## EXERCÍCIO PROPOSTO 1
Responda com base no texto sobre a onda de tornados:
(a) Qual site aparece como fonte?
(b) Entre quais dias da semana os Estados Unidos foram atingidos?
(c) Quais estados são citados como os mais atingidos?
## EXERCÍCIO PROPOSTO 2
Copie os registros do começo até a linha que contém "bet-amount-int: 30 bbox=[367, 211, 381, 225]", incluindo essa linha.

ÉPICA ONDA DE TORNADOS

fonte
www.metsul.com

Marcando o começo de maio, a MetSul Meteorologia publica o que consideramos ser um dos melhores trabalhos já feitos por nossa equipe de análise e descrição de um evento de natureza extrema. Os Estados Unidos foram atingidos entre quarta e quinta-feira por uma das mais terríveis ondas de tornados da história do país, de proporções avassaladoras e com destruição maciça em alguns locais. As tormentas causaram destruição em diversos estados, principalmente Alabama, Tennessee, Mississippi, Kentucky, Louisiana, Georgia e Virginia. O prejuízo financeiro deve ser o maior de uma onda de tempestades até hoje.

## REGISTROS DADOS

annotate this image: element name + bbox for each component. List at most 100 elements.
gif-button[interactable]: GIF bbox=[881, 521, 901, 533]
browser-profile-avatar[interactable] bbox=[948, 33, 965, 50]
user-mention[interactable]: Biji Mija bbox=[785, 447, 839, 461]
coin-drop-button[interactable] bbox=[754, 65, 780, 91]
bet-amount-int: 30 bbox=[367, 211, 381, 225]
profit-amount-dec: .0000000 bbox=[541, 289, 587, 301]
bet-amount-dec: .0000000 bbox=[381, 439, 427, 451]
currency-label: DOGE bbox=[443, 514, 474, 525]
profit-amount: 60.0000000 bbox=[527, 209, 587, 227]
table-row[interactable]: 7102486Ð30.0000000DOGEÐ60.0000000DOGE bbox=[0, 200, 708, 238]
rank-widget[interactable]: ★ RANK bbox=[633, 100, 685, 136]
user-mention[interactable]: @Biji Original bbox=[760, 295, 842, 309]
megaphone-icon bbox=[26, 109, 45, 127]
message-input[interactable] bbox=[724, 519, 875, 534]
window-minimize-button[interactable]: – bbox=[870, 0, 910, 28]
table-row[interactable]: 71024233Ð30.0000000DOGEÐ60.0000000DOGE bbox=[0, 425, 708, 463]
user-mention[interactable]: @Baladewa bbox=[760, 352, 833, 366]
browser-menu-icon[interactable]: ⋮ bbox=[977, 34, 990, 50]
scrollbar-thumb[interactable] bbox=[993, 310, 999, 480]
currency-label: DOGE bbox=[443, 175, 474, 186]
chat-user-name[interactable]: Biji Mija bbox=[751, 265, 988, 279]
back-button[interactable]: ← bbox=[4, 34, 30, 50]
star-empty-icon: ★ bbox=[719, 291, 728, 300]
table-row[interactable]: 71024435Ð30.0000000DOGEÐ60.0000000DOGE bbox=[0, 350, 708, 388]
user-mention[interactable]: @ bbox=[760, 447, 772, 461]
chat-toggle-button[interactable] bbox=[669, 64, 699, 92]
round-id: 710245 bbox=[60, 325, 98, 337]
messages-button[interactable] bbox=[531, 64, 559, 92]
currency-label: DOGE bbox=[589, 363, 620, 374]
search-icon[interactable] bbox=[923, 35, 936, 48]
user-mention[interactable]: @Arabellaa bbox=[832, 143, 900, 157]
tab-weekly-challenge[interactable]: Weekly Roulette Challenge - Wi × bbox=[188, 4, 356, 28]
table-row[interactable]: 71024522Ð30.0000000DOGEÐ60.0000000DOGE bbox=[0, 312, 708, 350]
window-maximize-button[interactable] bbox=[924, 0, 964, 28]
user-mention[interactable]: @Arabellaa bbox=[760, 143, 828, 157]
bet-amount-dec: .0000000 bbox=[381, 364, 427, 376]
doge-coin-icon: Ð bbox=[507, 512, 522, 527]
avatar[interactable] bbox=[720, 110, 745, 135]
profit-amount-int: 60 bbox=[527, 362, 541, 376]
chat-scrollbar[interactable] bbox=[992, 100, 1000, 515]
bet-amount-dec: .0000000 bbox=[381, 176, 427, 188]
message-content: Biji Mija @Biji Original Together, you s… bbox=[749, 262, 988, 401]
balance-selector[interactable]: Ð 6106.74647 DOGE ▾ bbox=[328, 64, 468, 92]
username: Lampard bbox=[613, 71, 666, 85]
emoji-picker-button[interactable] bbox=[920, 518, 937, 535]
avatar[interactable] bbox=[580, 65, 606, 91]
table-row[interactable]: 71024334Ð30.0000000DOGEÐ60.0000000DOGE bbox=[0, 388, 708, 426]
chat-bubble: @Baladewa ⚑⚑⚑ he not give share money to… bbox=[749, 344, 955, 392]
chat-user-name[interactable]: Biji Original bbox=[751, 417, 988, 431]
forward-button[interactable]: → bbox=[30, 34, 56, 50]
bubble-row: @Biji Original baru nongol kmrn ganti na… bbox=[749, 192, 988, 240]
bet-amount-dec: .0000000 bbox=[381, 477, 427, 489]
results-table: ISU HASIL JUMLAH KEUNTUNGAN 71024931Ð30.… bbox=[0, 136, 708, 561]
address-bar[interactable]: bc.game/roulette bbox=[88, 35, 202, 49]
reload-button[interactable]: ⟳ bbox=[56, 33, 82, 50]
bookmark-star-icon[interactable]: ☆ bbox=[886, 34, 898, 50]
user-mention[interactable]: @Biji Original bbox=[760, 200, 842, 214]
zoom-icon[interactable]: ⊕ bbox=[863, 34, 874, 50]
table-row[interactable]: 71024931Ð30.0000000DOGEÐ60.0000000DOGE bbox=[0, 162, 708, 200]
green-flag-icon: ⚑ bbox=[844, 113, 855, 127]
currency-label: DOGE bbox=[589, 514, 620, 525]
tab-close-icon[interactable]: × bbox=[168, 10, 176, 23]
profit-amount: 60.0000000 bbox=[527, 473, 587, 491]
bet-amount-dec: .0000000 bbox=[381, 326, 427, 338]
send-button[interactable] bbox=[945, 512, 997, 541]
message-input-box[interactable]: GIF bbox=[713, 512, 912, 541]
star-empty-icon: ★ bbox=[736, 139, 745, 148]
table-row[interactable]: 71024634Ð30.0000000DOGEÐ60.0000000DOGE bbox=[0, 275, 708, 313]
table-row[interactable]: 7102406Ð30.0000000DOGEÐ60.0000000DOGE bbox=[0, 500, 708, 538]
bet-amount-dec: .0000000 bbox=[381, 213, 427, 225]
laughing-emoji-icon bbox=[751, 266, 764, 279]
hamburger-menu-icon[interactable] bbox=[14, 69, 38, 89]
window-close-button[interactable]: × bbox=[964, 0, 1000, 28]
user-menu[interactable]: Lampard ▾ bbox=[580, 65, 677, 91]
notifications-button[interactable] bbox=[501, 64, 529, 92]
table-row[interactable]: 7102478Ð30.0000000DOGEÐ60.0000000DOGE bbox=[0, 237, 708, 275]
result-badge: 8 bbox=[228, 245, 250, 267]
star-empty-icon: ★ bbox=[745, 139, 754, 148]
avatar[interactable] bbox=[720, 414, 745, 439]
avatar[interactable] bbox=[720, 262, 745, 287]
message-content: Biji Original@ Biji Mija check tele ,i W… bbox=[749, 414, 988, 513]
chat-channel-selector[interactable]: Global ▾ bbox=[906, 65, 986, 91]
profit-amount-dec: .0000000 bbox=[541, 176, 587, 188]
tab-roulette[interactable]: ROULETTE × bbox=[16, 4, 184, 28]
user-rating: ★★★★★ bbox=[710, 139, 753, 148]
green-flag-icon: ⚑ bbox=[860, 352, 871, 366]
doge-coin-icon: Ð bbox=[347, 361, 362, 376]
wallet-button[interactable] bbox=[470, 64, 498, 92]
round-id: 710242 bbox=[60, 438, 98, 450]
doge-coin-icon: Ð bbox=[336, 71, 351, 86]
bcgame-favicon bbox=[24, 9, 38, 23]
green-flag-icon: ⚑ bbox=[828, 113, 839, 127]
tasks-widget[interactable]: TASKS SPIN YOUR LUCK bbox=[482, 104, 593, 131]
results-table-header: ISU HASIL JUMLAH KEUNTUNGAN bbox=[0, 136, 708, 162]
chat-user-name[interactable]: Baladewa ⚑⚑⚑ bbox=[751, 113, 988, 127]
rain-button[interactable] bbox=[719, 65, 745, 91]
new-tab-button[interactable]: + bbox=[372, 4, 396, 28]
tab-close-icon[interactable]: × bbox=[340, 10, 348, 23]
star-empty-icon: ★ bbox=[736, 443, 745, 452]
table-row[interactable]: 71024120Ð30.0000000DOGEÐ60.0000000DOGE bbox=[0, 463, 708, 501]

## RESULTADO FINAL 1
(a) www.metsul.com
(b) Entre quarta e quinta-feira.
(c) Alabama, Tennessee, Mississippi, Kentucky, Louisiana, Georgia e Virginia.

## RESULTADO FINAL 2
annotate this image: element name + bbox for each component. List at most 100 elements.
gif-button[interactable]: GIF bbox=[881, 521, 901, 533]
browser-profile-avatar[interactable] bbox=[948, 33, 965, 50]
user-mention[interactable]: Biji Mija bbox=[785, 447, 839, 461]
coin-drop-button[interactable] bbox=[754, 65, 780, 91]
bet-amount-int: 30 bbox=[367, 211, 381, 225]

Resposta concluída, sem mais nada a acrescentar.